[RECORDS TO USE start]
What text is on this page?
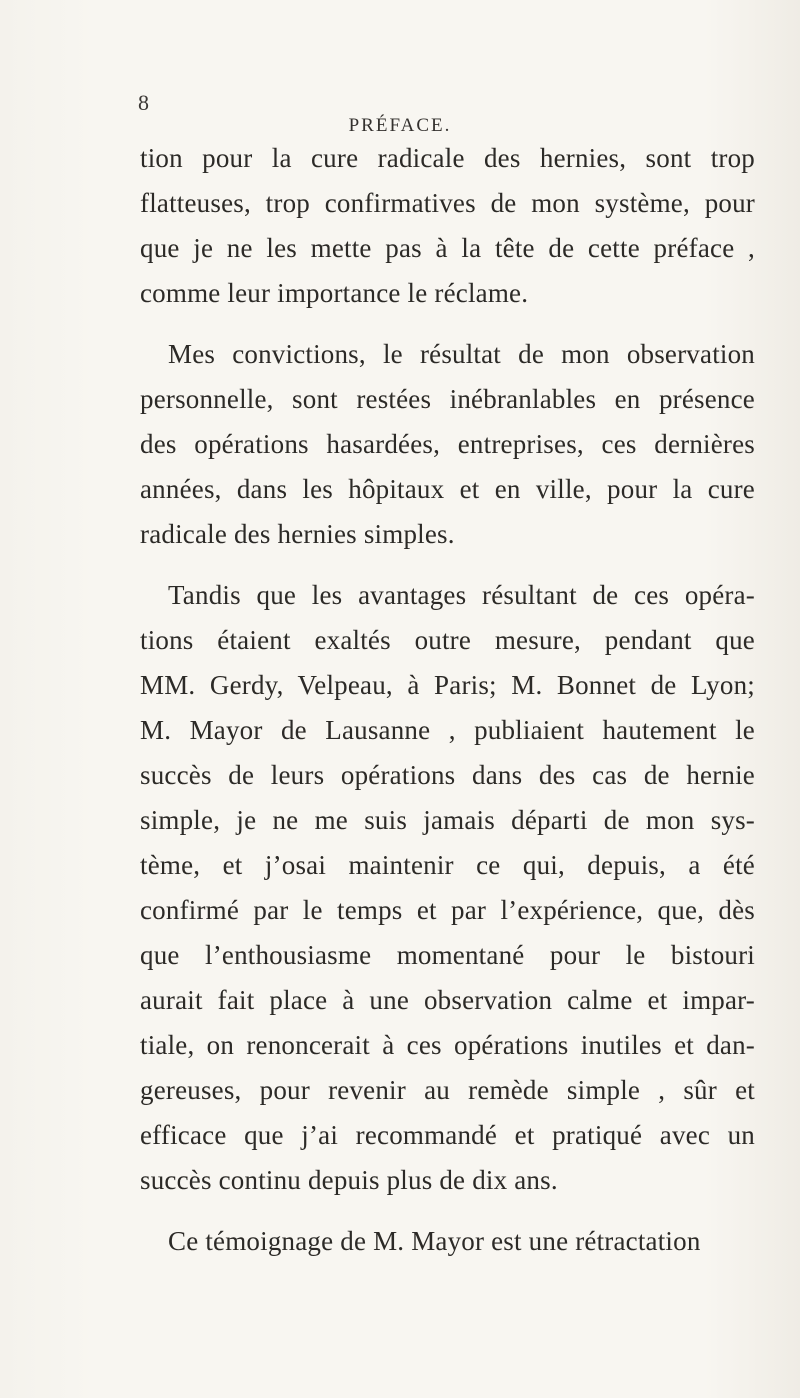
8
PRÉFACE.
tion pour la cure radicale des hernies, sont trop
flatteuses, trop confirmatives de mon système, pour
que je ne les mette pas à la tête de cette préface ,
comme leur importance le réclame.
Mes convictions, le résultat de mon observation
personnelle, sont restées inébranlables en présence
des opérations hasardées, entreprises, ces dernières
années, dans les hôpitaux et en ville, pour la cure
radicale des hernies simples.
Tandis que les avantages résultant de ces opéra-
tions étaient exaltés outre mesure, pendant que
MM. Gerdy, Velpeau, à Paris; M. Bonnet de Lyon;
M. Mayor de Lausanne , publiaient hautement le
succès de leurs opérations dans des cas de hernie
simple, je ne me suis jamais départi de mon sys-
tème, et j’osai maintenir ce qui, depuis, a été
confirmé par le temps et par l’expérience, que, dès
que l’enthousiasme momentané pour le bistouri
aurait fait place à une observation calme et impar-
tiale, on renoncerait à ces opérations inutiles et dan-
gereuses, pour revenir au remède simple , sûr et
efficace que j’ai recommandé et pratiqué avec un
succès continu depuis plus de dix ans.
Ce témoignage de M. Mayor est une rétractation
[RECORDS TO USE end]
| GOAL |
Exclude the pictures. Write out the remaining data exactly.

| OUTPUT BELOW |
What text is on this page?
8
PRÉFACE.
tion pour la cure radicale des hernies, sont trop
flatteuses, trop confirmatives de mon système, pour
que je ne les mette pas à la tête de cette préface ,
comme leur importance le réclame.
Mes convictions, le résultat de mon observation
personnelle, sont restées inébranlables en présence
des opérations hasardées, entreprises, ces dernières
années, dans les hôpitaux et en ville, pour la cure
radicale des hernies simples.
Tandis que les avantages résultant de ces opéra-
tions étaient exaltés outre mesure, pendant que
MM. Gerdy, Velpeau, à Paris; M. Bonnet de Lyon;
M. Mayor de Lausanne , publiaient hautement le
succès de leurs opérations dans des cas de hernie
simple, je ne me suis jamais départi de mon sys-
tème, et j’osai maintenir ce qui, depuis, a été
confirmé par le temps et par l’expérience, que, dès
que l’enthousiasme momentané pour le bistouri
aurait fait place à une observation calme et impar-
tiale, on renoncerait à ces opérations inutiles et dan-
gereuses, pour revenir au remède simple , sûr et
efficace que j’ai recommandé et pratiqué avec un
succès continu depuis plus de dix ans.
Ce témoignage de M. Mayor est une rétractation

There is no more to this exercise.